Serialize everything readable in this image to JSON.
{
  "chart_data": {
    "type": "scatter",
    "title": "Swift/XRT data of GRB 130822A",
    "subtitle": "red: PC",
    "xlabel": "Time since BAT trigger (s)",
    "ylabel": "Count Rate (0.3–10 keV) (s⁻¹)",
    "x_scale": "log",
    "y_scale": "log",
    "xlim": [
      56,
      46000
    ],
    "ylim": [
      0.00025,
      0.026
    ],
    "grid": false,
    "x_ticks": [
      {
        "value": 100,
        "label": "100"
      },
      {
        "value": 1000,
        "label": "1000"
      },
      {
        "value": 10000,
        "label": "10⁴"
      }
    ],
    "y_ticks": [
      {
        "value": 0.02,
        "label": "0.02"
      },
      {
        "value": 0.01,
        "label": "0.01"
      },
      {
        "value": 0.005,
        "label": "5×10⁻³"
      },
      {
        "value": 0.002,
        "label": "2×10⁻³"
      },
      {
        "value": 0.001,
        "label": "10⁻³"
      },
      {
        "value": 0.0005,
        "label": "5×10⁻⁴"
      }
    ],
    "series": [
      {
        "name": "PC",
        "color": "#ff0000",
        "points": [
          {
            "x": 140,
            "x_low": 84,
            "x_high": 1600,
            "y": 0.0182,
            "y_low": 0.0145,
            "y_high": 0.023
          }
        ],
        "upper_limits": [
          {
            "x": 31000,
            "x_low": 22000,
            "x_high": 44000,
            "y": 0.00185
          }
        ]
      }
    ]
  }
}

:::::

Written problem
Return all lines containing the word "value".

Written reply
        "value": 100,
        "value": 1000,
        "value": 10000,
        "value": 0.02,
        "value": 0.01,
        "value": 0.005,
        "value": 0.002,
        "value": 0.001,
        "value": 0.0005,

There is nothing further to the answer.